═════ PROVIDED TEXT

The Complete Works of Swami Vivekananda/Volume 4/Writings: Prose/Fundamentals of Religion
My mind can best grasp the religions of the world, ancient or modern, dead or living, through this fourfold division:
1. Symbology — The employment of various external aids to preserve and develop the religious faculty of man.
2. History — The philosophy of each religion as illustrated in the lives of divine or human teachers acknowledged by each religion. This includes mythology; for what is mythology to one race, or period, is or was history to other races or periods. Even in cases of human teachers, much of their history is taken as mythology by successive generations.
3. Philosophy — The rationale of the whole scope of each religion.
4. Mysticism — The assertion of something superior to sense-knowledge and reason which particular persons, or all persons under certain circumstances, possess; runs through the other divisions also.
All the religions of the world, past or present, embrace one or more of these principles, the highly developed ones having all the four.
Of these highly developed religions again, some had no sacred book or books and they have disappeared; but those which were based on sacred books are living to the present day. As such, all the great religions of the world today are founded on sacred books.
The Vedic on the Vedas (misnamed the Hindu or Brahminic).
The Avestic on the Avesta.
The Mosaic on the Old Testament.
The Buddhistic on the Tripitaka.
The Christian on the New Testament.
The Mohammedan on the Koran.
The Taoists and the Confucianists in China, having also books, are so inextricably mixed up with the Buddhistic form of religion as to be catalogued with Buddhism.
Again, although strictly speaking there are no absolutely racial religions, yet it may be said that, of this group, the Vedic, the Mosaic, and the Avestic religions are confined to the races to which they originally belonged; while the Buddhistic, the Christian, and the Mohammedan religions have been from their very beginning spreading religions.
The struggle will be between the Buddhists and Christians and Mohammedans to conquer the world, and the racial religions also will have unavoidably to join in the struggle. Each one of these religions, racial or spreading, has been already split into various branches and has undergone vast changes consciously or unconsciously to adapt itself to varying circumstances. This very fact shows that not one of them is fitted alone to be the religion of the entire human race. Each religion being the effect of certain peculiarities of the race it sprang from, and being in turn the cause of the intensification and preservation of those very peculiarities, not one of them can fit the universal human nature. Not only so, but there is a negative element in each. Each one helps the growth of a certain part of human nature, but represses everything else which the race from which it sprang had not. Thus one religion to become universal would be dangerous and degenerating to man.
Now the history of the world shows that these two dreams — that of a universal political Empire and that of a universal religious Empire — have been long before mankind, but that again and again the plans of the greatest conquerors had been frustrated by the splitting up of his territories before he could conquer only a little part of the earth; and similarly every religion has been split into sects before it was fairly out of its cradle.
Yet it seems to be true, that the solidarity of the human race, social as well as religious, with a scope for infinite variation, is the plan of nature; and if the line of least resistance is the true line of action, it seems to me that this splitting up of each religion into sects is the preservation of religion by frustrating the tendency to rigid sameness, as well as the dear indication to us of the line of procedure.
The end seems, therefore, to be not destruction but a multiplication of sects until each individual is a sect unto himself. Again a background of unity will come by the fusion of all the existing religions into one grand philosophy. In the mythologies or the ceremonials there never will be unity, because we differ more in the concrete than in the abstract. Even while admitting the same principle, men will differ as to the greatness of each of his ideal teacher.

══════════

● STATED PROBLEM 1
Answer these questions from the essay on the fundamentals of religion:
(a) Which of the four divisions is described as the rationale of the whole scope of each religion?
(b) On what sacred book is the Buddhistic religion founded?
(c) Which three religions have been spreading religions from their very beginning?
● STATED PROBLEM 2
Carry the essay on the fundamentals of religion forward from its final sentence.
The records have no connection to the essay on the fundamentals of religion.

═════ DATASET EXTRACT

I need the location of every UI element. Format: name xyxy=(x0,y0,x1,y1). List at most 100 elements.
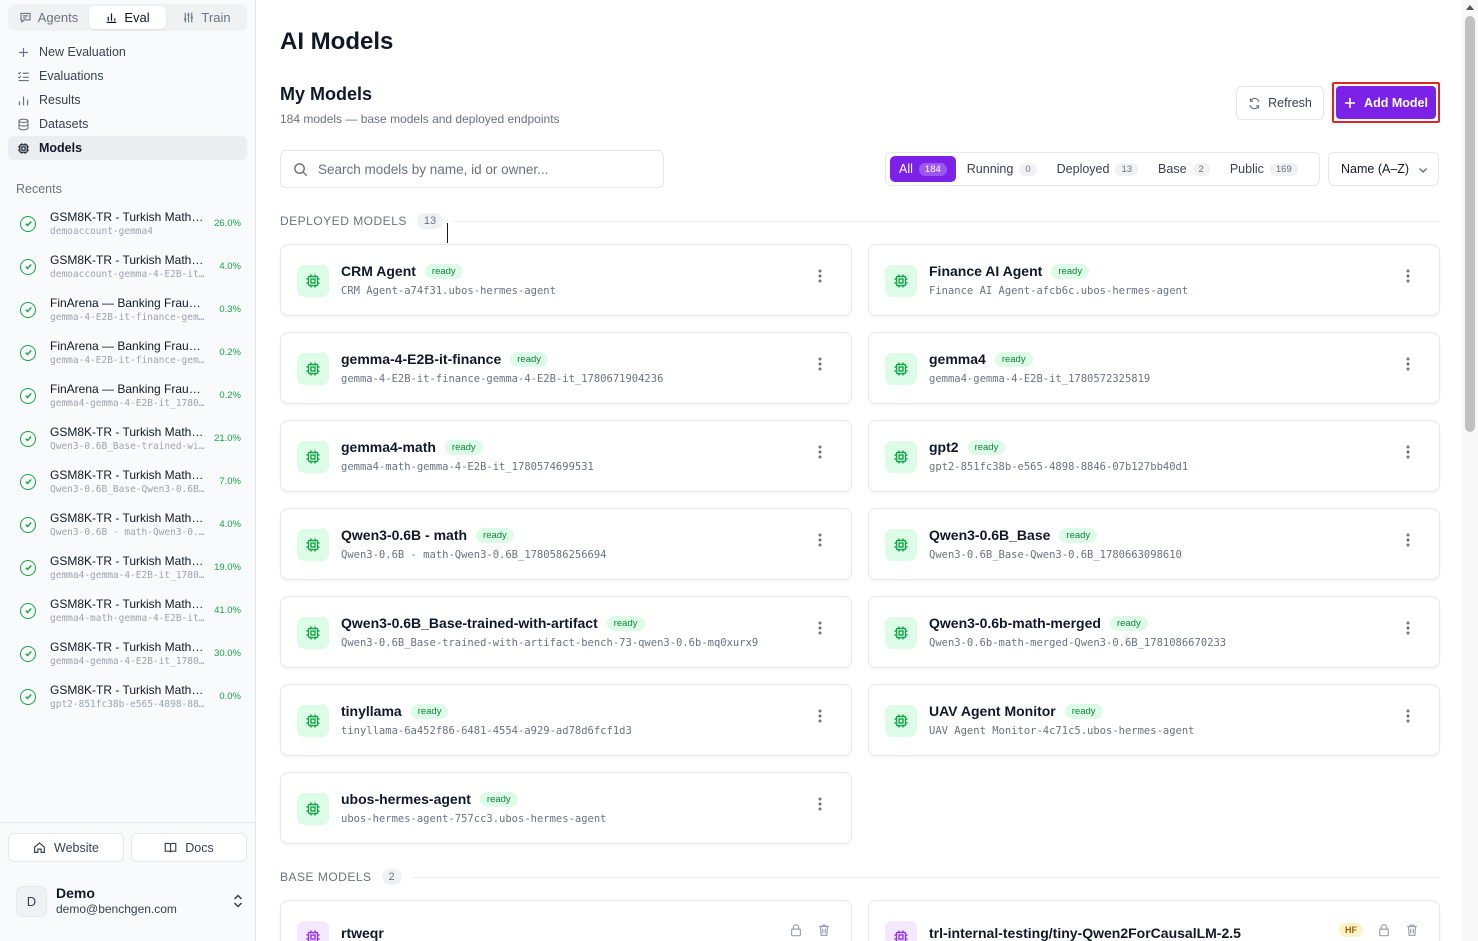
filter-tab-deployed[interactable]: Deployed 13 xyxy=(1048,156,1147,182)
model-card[interactable]: tinyllama ready tinyllama-6a452f86-6481-45… xyxy=(280,684,852,756)
trash-icon[interactable] xyxy=(1405,923,1419,937)
filter-tab-base[interactable]: Base 2 xyxy=(1149,156,1219,182)
model-icon xyxy=(297,705,329,737)
model-menu-button[interactable] xyxy=(813,355,827,373)
trash-icon[interactable] xyxy=(817,923,831,937)
model-card[interactable]: gpt2 ready gpt2-851fc38b-e565-4898-8846-07… xyxy=(868,420,1440,492)
recent-item[interactable]: GSM8K-TR - Turkish Math Reasoning demoacc… xyxy=(8,202,247,245)
base-models-header: BASE MODELS 2 xyxy=(280,869,1440,885)
kebab-menu-icon xyxy=(1406,709,1410,723)
filter-tab-all[interactable]: All 184 xyxy=(890,156,956,182)
sidebar-item-models[interactable]: Models xyxy=(8,136,247,160)
scroll-thumb[interactable] xyxy=(1465,16,1475,432)
sidebar-footer: Website Docs D Demo demo@benchgen.com xyxy=(0,822,255,917)
base-model-card[interactable]: trl-internal-testing/tiny-Qwen2ForCausal… xyxy=(868,900,1440,941)
group-divider xyxy=(453,220,1440,222)
scroll-up-arrow[interactable] xyxy=(1466,5,1474,10)
tab-agents-label: Agents xyxy=(37,10,79,25)
recent-item[interactable]: GSM8K-TR - Turkish Math Reasoning gemma4-… xyxy=(8,546,247,589)
tab-train[interactable]: Train xyxy=(168,6,245,29)
model-icon xyxy=(297,617,329,649)
check-circle-icon xyxy=(20,559,36,576)
lock-icon[interactable] xyxy=(1377,923,1391,937)
model-menu-button[interactable] xyxy=(1401,619,1415,637)
filter-tab-running[interactable]: Running 0 xyxy=(958,156,1046,182)
model-card[interactable]: Qwen3-0.6B - math ready Qwen3-0.6B - math-… xyxy=(280,508,852,580)
chip-icon xyxy=(306,538,320,552)
model-menu-button[interactable] xyxy=(813,707,827,725)
sidebar-item-new-evaluation[interactable]: New Evaluation xyxy=(8,40,247,64)
deployed-models-header: DEPLOYED MODELS 13 xyxy=(280,213,1440,229)
chip-icon xyxy=(306,450,320,464)
search-input[interactable] xyxy=(318,161,648,177)
list-check-icon xyxy=(17,71,29,81)
model-menu-button[interactable] xyxy=(813,795,827,813)
recent-item[interactable]: GSM8K-TR - Turkish Math Reasoning Qwen3-0… xyxy=(8,503,247,546)
user-menu[interactable]: D Demo demo@benchgen.com xyxy=(16,885,244,917)
model-menu-button[interactable] xyxy=(1401,267,1415,285)
sidebar-item-results[interactable]: Results xyxy=(8,88,247,112)
recent-title: GSM8K-TR - Turkish Math Reasoning xyxy=(50,210,206,224)
add-model-label: Add Model xyxy=(1364,95,1428,110)
model-menu-button[interactable] xyxy=(1401,531,1415,549)
model-menu-button[interactable] xyxy=(1401,355,1415,373)
page-scrollbar[interactable] xyxy=(1462,0,1478,941)
recent-item[interactable]: GSM8K-TR - Turkish Math Reasoning demoacc… xyxy=(8,245,247,288)
recent-title: GSM8K-TR - Turkish Math Reasoning xyxy=(50,511,206,525)
model-card[interactable]: Qwen3-0.6B_Base-trained-with-artifact rea… xyxy=(280,596,852,668)
model-card[interactable]: ubos-hermes-agent ready ubos-hermes-agent-… xyxy=(280,772,852,844)
section-title: My Models xyxy=(280,84,373,104)
website-label: Website xyxy=(54,840,99,855)
model-card[interactable]: gemma-4-E2B-it-finance ready gemma-4-E2B-i… xyxy=(280,332,852,404)
model-menu-button[interactable] xyxy=(1401,443,1415,461)
status-badge: ready xyxy=(606,615,645,631)
model-menu-button[interactable] xyxy=(813,619,827,637)
bar-chart-icon xyxy=(18,95,29,105)
recent-item[interactable]: FinArena — Banking Fraud Detection gemma-… xyxy=(8,331,247,374)
model-card[interactable]: Qwen3-0.6B_Base ready Qwen3-0.6B_Base-Qwen… xyxy=(868,508,1440,580)
recent-item[interactable]: GSM8K-TR - Turkish Math Reasoning Qwen3-0… xyxy=(8,417,247,460)
recent-item[interactable]: FinArena — Banking Fraud Detection gemma4… xyxy=(8,374,247,417)
sidebar-item-datasets[interactable]: Datasets xyxy=(8,112,247,136)
recent-score: 21.0% xyxy=(214,433,241,444)
recent-score: 4.0% xyxy=(219,519,241,530)
recent-item[interactable]: GSM8K-TR - Turkish Math Reasoning Qwen3-0… xyxy=(8,460,247,503)
docs-button[interactable]: Docs xyxy=(131,833,247,862)
model-card[interactable]: CRM Agent ready CRM Agent-a74f31.ubos-herm… xyxy=(280,244,852,316)
chip-icon xyxy=(306,802,320,816)
chip-icon xyxy=(894,930,908,941)
lock-icon[interactable] xyxy=(789,923,803,937)
recent-item[interactable]: FinArena — Banking Fraud Detection gemma-… xyxy=(8,288,247,331)
recent-title: FinArena — Banking Fraud Detection xyxy=(50,296,206,310)
model-card[interactable]: gemma4 ready gemma4-gemma-4-E2B-it_1780572… xyxy=(868,332,1440,404)
add-model-button[interactable]: Add Model xyxy=(1332,82,1440,123)
filter-tab-public[interactable]: Public 169 xyxy=(1221,156,1307,182)
model-card[interactable]: Finance AI Agent ready Finance AI Agent-af… xyxy=(868,244,1440,316)
filter-label: All xyxy=(899,162,913,176)
kebab-menu-icon xyxy=(818,797,822,811)
sidebar-item-label: Results xyxy=(39,93,81,107)
tab-agents[interactable]: Agents xyxy=(10,6,87,29)
recent-item[interactable]: GSM8K-TR - Turkish Math Reasoning gpt2-85… xyxy=(8,675,247,718)
model-menu-button[interactable] xyxy=(813,267,827,285)
tab-eval[interactable]: Eval xyxy=(89,6,166,29)
chat-icon xyxy=(20,12,31,24)
group-count: 2 xyxy=(381,869,402,885)
refresh-button[interactable]: Refresh xyxy=(1236,86,1324,120)
model-menu-button[interactable] xyxy=(813,531,827,549)
recent-item[interactable]: GSM8K-TR - Turkish Math Reasoning gemma4-… xyxy=(8,589,247,632)
model-card[interactable]: gemma4-math ready gemma4-math-gemma-4-E2B-… xyxy=(280,420,852,492)
recent-item[interactable]: GSM8K-TR - Turkish Math Reasoning gemma4-… xyxy=(8,632,247,675)
sidebar-item-evaluations[interactable]: Evaluations xyxy=(8,64,247,88)
recent-model: demoaccount-gemma4 xyxy=(50,226,153,237)
kebab-menu-icon xyxy=(818,269,822,283)
group-count: 13 xyxy=(416,213,444,229)
model-menu-button[interactable] xyxy=(1401,707,1415,725)
model-card[interactable]: UAV Agent Monitor ready UAV Agent Monitor-… xyxy=(868,684,1440,756)
sort-select[interactable]: Name (A–Z) xyxy=(1328,152,1439,186)
website-button[interactable]: Website xyxy=(8,833,124,862)
model-menu-button[interactable] xyxy=(813,443,827,461)
check-circle-icon xyxy=(20,645,36,662)
model-card[interactable]: Qwen3-0.6b-math-merged ready Qwen3-0.6b-ma… xyxy=(868,596,1440,668)
base-model-card[interactable]: rtweqr xyxy=(280,900,852,941)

══════════

● EXERCISE RESULT 1
(a) Philosophy
(b) The Tripitaka
(c) The Buddhistic, the Christian, and the Mohammedan religions

● EXERCISE RESULT 2
So, by this fusion will be found out a union of philosophy as the basis of union, leaving each at liberty to choose his teacher or his form as illustrations of that unity. This fusion is what is naturally going on for thousands of years; only, by mutual antagonism, it has been woefully held back.
Instead of antagonising, therefore, we must help all such interchange of ideas between different races, by sending teachers to each other, so as to educate humanity in all the various religions of the world; but we must insist as the great Buddhist Emperor of India, Asoka, did, in the second century before Christ, not to abuse others, or to try to make a living out of others' faults; but to help, to sympathise, and to enlighten.
There is a great outcry going over the world against metaphysical knowledge as opposed to what is styled physical knowledge. This crusade against the metaphysical and the beyond-this-life, to establish the present life and the present world on a firmer basis, is fast becoming a fashion to which even the preachers of religion one after the other are fast succumbing. Of course, the unthinking multitude are always following things which present to them a pleasing surface; but when those who ought to know better, follow unmeaning fashions, pseudo-philosophical though they profess to be, it becomes a mournful fact.
Now, no one denies that our senses, as long as they are normal, are the most trustworthy guides we have, and the facts they gather in for us form the very foundation of the structure of human knowledge. But if they mean that all human knowledge is only sense-perception and nothing but that, we deny it. If by physical sciences are meant systems of knowledge which are entirely based and built upon sense-perception, and nothing but that, we contend that such a science never existed nor will ever exist. Nor will any system of knowledge, built upon sense-perception alone, ever be a science.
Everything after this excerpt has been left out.